WRITTEN PROBLEM:
Only lines holding the word "ffffff" should be copied from the material.

%%

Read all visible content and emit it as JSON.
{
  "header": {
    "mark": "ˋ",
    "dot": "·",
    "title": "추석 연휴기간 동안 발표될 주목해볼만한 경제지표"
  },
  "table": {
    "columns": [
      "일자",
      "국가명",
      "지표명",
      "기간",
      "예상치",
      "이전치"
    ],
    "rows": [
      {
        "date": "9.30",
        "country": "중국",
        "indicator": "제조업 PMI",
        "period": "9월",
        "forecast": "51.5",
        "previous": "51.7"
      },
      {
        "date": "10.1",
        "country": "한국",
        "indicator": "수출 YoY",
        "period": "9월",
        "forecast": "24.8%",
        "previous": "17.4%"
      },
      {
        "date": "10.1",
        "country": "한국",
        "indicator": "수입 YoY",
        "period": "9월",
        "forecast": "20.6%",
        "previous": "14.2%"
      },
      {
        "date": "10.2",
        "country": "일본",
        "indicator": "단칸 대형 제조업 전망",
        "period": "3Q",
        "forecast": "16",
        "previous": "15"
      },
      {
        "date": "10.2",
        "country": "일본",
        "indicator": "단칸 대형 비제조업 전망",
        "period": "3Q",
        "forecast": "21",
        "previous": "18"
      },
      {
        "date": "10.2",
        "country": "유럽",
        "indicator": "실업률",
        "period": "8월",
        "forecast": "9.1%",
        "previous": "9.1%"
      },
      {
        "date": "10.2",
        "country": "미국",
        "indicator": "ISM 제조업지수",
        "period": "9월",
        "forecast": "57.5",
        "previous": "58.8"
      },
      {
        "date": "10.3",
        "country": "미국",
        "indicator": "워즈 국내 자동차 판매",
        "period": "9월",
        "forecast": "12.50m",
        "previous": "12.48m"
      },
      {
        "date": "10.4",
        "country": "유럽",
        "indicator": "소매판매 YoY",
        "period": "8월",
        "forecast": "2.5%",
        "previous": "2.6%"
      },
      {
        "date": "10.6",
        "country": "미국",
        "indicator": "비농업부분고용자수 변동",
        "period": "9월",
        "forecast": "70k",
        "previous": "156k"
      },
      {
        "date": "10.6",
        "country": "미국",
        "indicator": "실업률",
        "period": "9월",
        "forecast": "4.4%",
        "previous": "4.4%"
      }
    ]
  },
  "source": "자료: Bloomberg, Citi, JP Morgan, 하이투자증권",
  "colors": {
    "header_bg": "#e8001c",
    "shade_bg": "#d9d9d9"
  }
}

%%
%%

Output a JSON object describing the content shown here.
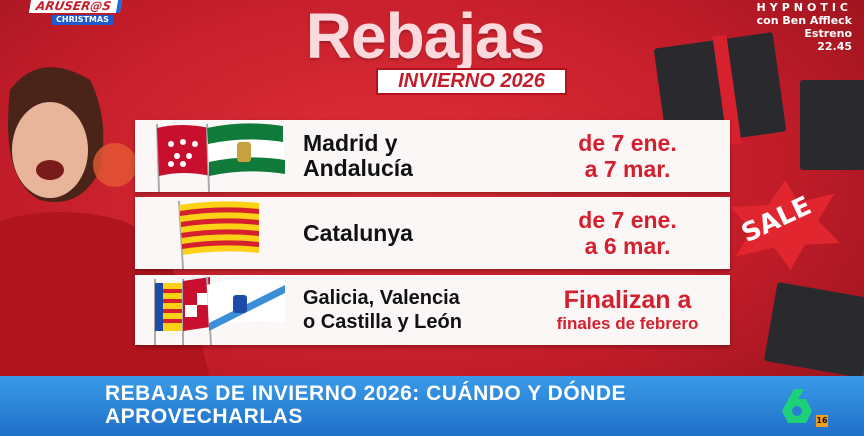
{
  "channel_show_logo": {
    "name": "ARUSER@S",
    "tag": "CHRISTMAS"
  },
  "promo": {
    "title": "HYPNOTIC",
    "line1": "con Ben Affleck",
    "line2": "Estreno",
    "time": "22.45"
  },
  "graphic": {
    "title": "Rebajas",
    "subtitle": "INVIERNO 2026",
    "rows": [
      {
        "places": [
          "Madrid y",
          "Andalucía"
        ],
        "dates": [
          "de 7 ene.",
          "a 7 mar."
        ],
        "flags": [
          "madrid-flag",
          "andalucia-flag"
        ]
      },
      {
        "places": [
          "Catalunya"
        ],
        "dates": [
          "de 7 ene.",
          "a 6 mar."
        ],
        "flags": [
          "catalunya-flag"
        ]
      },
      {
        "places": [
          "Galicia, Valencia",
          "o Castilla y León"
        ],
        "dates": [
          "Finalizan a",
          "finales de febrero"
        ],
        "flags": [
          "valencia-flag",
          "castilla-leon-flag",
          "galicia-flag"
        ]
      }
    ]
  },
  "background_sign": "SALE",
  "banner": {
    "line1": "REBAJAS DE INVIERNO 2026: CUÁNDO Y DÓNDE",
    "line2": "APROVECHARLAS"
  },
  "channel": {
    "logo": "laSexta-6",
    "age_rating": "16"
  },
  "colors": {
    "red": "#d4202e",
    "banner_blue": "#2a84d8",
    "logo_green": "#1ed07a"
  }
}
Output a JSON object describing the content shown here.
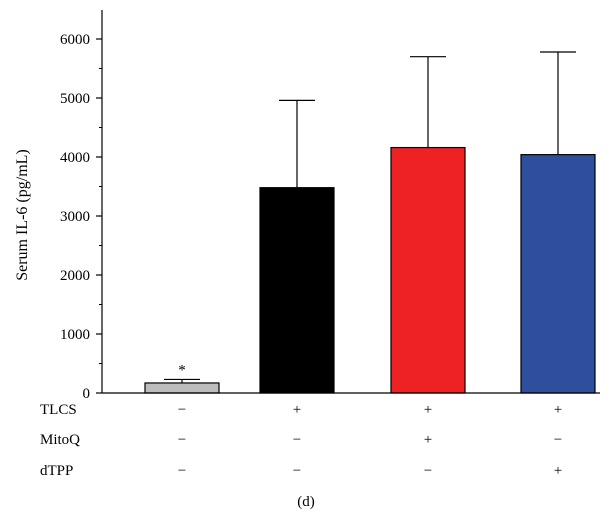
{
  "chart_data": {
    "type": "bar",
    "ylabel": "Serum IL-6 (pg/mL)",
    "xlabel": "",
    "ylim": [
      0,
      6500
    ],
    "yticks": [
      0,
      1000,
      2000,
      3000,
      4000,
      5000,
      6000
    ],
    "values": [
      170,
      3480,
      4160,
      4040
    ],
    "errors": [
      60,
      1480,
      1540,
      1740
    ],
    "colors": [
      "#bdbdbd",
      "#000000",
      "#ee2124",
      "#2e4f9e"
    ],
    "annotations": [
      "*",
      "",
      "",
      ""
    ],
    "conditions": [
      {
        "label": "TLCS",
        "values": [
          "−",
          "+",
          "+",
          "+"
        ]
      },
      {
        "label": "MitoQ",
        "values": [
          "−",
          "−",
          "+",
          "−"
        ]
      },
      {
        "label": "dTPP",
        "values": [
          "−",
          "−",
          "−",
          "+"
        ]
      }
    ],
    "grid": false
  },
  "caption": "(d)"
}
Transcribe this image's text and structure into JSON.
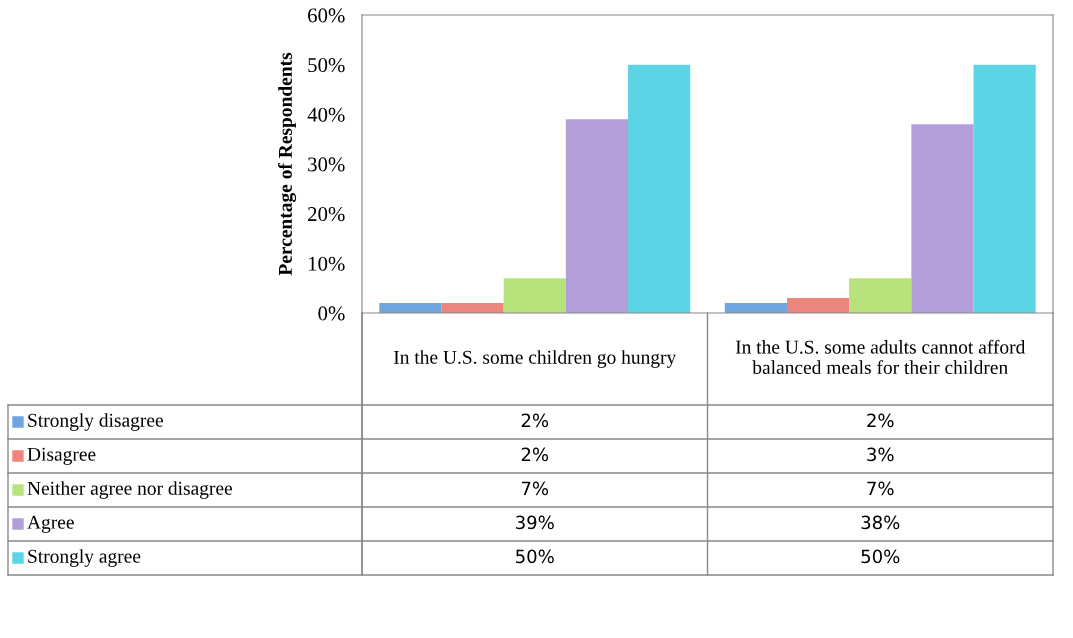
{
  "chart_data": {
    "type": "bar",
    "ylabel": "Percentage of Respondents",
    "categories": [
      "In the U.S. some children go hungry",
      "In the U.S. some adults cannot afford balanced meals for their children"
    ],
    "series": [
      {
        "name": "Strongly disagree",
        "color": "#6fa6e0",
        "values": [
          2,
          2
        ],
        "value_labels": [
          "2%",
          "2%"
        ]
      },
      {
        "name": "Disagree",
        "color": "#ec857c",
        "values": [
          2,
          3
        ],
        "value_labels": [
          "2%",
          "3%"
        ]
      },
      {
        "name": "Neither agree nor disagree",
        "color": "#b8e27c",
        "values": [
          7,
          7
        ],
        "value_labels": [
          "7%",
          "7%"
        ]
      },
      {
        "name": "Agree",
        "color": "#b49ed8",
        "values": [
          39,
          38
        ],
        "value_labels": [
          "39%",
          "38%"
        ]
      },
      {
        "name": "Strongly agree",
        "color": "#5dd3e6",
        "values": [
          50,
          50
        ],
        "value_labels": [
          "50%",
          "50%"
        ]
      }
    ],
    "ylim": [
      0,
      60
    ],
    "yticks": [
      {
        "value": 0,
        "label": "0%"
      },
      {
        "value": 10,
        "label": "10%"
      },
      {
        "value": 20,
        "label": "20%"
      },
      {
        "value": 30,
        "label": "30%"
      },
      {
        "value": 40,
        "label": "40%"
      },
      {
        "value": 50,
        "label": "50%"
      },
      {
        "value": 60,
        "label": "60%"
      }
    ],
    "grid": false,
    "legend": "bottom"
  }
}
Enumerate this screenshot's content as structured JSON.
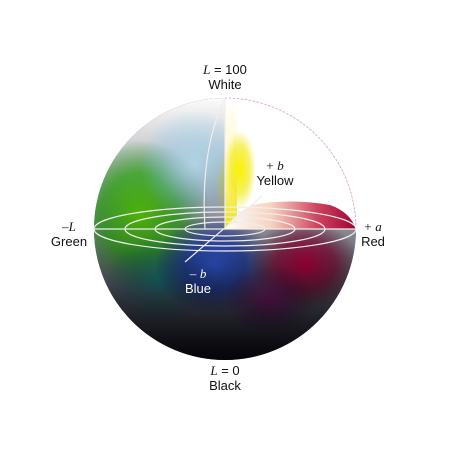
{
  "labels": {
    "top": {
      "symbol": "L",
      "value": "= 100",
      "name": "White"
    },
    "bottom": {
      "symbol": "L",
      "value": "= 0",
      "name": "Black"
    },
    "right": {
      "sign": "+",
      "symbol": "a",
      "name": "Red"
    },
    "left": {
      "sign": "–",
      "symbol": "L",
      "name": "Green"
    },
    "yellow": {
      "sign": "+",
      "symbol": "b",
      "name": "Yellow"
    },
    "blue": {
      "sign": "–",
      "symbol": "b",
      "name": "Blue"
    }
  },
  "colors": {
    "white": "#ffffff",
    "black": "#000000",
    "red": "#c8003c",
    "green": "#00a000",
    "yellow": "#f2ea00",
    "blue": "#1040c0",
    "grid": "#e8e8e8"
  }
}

%%
%%

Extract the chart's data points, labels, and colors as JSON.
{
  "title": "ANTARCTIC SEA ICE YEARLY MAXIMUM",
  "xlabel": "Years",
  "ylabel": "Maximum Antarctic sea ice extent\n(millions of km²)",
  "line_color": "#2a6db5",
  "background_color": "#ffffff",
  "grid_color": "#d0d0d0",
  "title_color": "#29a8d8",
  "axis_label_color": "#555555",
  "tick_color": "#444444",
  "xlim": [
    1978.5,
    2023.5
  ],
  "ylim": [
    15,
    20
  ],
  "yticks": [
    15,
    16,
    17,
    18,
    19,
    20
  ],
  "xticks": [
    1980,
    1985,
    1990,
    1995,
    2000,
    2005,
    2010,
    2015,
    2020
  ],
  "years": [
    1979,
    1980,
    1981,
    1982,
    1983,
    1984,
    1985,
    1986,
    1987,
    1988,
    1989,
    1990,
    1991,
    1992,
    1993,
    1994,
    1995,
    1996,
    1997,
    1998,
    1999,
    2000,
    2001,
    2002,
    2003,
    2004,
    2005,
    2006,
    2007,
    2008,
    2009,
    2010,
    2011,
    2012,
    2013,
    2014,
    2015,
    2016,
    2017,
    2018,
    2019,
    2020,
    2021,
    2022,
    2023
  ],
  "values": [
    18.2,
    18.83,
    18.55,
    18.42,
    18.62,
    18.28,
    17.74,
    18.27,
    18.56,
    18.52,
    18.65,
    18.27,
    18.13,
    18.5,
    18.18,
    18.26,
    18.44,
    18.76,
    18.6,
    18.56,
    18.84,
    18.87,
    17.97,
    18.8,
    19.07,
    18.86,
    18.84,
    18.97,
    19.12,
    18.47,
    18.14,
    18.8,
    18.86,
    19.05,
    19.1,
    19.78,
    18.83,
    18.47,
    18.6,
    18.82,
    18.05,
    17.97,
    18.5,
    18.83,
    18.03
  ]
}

%%

RESPONSE TO THE EXERCISE:
    "white": "#ffffff",
  "background_color": "#ffffff",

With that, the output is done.